— BEGIN Extracted records —

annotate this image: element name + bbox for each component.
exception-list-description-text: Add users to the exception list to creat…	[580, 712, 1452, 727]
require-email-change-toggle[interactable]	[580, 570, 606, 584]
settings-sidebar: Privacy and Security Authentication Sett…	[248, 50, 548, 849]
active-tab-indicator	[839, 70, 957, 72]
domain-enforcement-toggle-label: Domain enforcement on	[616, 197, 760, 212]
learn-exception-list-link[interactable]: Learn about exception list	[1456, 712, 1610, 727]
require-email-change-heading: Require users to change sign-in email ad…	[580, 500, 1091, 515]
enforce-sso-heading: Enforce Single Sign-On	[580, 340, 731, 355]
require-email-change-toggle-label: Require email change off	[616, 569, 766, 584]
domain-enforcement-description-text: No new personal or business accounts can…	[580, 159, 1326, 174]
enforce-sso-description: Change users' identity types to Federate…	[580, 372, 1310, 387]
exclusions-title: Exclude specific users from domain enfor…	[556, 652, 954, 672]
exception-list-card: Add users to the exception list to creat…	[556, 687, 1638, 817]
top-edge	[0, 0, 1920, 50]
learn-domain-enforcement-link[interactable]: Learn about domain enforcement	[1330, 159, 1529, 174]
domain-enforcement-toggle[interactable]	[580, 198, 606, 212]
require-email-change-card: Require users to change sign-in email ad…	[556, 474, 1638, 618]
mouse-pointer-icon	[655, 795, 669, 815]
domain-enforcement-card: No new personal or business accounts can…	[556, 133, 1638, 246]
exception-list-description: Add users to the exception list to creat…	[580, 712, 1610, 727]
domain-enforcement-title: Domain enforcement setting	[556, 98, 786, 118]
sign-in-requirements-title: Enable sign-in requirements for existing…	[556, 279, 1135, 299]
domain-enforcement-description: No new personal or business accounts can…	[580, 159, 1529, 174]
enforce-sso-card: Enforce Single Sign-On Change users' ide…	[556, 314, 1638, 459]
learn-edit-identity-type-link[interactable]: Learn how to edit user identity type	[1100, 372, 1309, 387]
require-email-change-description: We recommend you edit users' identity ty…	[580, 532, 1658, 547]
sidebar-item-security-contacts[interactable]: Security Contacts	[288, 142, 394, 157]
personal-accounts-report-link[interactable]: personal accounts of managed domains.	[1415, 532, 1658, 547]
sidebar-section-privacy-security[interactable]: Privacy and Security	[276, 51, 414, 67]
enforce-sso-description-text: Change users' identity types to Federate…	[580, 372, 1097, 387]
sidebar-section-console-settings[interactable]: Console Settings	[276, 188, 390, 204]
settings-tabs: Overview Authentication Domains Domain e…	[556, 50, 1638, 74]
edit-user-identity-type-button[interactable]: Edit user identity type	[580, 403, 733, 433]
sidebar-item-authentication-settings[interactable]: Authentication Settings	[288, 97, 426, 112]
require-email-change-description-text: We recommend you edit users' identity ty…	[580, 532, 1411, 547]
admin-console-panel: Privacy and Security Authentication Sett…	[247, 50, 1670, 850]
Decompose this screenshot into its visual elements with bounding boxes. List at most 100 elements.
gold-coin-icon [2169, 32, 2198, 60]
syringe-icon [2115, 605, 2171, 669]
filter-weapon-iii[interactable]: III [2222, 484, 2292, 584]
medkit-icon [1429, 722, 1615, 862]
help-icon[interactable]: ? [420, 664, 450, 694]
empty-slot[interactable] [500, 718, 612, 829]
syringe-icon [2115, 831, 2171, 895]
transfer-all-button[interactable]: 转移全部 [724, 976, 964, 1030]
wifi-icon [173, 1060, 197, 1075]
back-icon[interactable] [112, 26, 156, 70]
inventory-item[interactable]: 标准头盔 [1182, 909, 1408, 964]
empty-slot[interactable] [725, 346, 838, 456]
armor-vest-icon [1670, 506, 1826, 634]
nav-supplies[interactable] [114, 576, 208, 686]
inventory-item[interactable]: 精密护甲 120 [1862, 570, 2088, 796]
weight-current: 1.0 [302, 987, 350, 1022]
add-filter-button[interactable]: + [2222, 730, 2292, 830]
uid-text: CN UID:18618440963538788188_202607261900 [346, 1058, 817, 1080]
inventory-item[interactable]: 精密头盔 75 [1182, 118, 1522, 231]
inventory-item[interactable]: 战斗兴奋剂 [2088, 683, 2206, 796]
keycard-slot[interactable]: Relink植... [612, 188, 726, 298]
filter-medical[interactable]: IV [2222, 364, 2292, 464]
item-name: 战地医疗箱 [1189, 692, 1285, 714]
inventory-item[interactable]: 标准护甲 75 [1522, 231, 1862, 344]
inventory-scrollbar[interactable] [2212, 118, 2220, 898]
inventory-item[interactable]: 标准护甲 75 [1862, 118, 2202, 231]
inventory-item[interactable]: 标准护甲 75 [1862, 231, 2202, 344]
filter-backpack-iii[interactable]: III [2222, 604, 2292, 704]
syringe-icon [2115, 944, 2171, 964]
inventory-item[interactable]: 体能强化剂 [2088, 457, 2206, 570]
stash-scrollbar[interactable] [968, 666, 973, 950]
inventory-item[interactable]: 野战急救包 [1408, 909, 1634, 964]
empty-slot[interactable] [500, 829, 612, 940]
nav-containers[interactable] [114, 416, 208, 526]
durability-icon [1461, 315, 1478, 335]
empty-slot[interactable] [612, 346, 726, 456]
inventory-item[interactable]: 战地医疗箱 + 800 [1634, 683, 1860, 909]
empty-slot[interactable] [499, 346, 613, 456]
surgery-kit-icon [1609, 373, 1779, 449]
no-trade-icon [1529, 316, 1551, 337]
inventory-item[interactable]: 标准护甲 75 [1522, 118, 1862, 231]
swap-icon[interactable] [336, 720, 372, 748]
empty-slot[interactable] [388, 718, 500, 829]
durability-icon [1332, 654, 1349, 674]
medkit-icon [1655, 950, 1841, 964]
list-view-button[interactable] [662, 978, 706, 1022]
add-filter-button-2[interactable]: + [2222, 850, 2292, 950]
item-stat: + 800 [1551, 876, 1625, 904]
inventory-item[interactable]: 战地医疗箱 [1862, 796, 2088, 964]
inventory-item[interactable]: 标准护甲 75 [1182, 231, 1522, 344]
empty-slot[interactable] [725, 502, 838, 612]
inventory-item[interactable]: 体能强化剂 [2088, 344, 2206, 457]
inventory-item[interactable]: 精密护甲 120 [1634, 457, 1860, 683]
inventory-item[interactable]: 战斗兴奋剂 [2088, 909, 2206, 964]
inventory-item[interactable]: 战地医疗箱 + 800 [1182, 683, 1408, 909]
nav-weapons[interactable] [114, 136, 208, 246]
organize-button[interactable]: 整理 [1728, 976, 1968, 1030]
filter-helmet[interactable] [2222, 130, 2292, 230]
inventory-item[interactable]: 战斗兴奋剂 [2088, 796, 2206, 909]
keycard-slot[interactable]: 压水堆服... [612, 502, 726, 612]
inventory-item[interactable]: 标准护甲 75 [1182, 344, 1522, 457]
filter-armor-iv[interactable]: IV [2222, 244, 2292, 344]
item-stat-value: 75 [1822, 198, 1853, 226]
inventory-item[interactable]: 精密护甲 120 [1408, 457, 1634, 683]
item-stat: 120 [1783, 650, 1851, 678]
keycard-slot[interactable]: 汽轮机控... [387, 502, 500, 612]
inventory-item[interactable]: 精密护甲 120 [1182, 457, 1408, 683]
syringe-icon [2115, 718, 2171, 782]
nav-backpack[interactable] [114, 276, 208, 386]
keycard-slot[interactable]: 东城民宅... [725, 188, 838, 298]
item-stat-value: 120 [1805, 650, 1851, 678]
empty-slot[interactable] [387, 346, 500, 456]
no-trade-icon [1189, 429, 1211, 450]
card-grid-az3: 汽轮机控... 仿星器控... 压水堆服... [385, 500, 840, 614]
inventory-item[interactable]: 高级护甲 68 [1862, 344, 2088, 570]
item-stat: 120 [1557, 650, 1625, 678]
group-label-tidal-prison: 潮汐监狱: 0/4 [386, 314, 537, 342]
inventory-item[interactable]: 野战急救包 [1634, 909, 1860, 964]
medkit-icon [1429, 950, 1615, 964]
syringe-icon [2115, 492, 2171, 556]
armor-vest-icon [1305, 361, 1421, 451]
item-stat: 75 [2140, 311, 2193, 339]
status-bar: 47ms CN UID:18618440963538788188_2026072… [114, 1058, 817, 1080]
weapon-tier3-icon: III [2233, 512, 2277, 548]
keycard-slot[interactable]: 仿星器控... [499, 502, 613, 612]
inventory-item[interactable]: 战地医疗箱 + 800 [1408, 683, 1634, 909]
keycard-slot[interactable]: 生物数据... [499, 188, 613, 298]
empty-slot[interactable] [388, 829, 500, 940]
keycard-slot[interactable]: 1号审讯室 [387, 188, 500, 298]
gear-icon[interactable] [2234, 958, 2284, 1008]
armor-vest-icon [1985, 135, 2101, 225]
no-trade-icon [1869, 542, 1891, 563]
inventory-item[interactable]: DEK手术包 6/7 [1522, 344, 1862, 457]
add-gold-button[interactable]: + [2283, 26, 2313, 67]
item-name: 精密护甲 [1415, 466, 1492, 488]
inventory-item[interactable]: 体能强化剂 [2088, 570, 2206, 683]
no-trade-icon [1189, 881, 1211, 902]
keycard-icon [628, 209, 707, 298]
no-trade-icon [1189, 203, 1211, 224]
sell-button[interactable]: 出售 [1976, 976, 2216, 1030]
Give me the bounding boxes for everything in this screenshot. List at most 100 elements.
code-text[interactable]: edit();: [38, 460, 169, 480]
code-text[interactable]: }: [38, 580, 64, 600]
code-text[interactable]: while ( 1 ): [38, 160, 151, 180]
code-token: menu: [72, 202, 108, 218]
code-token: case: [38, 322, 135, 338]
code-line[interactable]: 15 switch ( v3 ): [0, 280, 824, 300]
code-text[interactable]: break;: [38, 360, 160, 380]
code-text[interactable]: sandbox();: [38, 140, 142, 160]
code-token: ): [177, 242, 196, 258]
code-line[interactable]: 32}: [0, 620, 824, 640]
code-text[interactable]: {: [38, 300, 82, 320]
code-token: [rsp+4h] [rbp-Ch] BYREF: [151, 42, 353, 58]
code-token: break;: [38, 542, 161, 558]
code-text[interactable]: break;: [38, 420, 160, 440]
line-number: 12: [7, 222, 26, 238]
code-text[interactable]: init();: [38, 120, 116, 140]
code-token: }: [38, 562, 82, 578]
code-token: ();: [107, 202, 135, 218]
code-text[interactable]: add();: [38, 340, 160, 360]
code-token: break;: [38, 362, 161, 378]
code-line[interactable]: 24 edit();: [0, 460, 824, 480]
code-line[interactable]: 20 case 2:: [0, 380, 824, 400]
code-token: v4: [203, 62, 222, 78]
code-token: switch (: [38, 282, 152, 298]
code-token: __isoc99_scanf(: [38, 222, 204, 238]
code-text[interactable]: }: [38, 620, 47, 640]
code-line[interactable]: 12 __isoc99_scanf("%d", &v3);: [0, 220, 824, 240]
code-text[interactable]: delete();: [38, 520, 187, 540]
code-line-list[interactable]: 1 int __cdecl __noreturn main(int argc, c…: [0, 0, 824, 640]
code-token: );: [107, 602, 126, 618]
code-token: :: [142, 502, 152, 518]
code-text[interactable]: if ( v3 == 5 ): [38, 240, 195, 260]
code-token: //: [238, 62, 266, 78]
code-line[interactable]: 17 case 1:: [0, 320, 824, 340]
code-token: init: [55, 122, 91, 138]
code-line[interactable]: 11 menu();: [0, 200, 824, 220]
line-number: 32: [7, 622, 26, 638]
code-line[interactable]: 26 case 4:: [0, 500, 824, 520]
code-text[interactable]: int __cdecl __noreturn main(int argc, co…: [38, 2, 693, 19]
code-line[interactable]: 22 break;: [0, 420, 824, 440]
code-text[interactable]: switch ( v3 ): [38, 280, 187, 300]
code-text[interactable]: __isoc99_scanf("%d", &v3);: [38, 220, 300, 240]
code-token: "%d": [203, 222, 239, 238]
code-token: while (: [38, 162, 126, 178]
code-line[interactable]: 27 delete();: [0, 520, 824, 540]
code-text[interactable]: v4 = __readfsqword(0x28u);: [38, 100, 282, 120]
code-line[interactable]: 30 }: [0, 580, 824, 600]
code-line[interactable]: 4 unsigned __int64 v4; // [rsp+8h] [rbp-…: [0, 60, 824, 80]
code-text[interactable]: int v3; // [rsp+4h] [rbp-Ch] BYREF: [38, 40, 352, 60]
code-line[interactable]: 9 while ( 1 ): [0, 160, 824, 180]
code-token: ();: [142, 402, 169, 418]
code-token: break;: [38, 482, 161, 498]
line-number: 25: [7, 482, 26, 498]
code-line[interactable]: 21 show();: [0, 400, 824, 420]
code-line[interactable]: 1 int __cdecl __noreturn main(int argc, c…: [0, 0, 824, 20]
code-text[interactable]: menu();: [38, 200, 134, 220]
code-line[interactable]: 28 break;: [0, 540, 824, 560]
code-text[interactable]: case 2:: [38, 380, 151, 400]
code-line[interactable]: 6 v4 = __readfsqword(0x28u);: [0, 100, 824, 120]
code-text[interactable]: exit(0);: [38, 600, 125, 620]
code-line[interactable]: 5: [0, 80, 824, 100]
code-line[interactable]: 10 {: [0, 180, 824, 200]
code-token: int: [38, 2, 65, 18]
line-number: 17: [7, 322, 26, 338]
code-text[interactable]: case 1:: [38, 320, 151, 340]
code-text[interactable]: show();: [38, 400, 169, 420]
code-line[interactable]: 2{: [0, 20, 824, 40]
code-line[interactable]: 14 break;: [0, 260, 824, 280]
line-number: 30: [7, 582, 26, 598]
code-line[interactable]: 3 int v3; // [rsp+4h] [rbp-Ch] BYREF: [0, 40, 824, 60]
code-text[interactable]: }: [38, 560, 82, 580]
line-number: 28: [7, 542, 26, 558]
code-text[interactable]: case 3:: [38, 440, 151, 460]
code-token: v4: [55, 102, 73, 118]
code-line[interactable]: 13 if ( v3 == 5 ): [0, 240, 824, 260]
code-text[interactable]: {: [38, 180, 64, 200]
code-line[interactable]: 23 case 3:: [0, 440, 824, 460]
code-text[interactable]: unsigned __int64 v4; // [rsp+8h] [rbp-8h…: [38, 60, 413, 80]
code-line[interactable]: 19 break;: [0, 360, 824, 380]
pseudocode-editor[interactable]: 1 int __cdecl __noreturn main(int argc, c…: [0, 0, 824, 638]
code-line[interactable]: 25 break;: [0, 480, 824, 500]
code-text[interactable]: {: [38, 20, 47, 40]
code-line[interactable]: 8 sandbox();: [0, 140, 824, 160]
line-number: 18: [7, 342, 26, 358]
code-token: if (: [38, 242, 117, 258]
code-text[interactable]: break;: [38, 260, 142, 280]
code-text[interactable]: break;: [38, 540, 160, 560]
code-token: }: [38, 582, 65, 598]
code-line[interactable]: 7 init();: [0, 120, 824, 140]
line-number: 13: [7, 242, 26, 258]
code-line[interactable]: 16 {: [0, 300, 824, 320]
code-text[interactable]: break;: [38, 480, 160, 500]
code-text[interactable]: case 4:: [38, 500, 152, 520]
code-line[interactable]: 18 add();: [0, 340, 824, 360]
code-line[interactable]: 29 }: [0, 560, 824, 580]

— END Extracted records —

* **What you need to do**
Rewrite the stretch from the start of the material through the line containing "learn-exception-list-link[interactable]: Learn about", changing every "toggle" to "switch" and keeping everything else the same.

* **Response to the task**
annotate this image: element name + bbox for each component.
exception-list-description-text: Add users to the exception list to creat…	[580, 712, 1452, 727]
require-email-change-switch[interactable]	[580, 570, 606, 584]
settings-sidebar: Privacy and Security Authentication Sett…	[248, 50, 548, 849]
active-tab-indicator	[839, 70, 957, 72]
domain-enforcement-switch-label: Domain enforcement on	[616, 197, 760, 212]
learn-exception-list-link[interactable]: Learn about exception list	[1456, 712, 1610, 727]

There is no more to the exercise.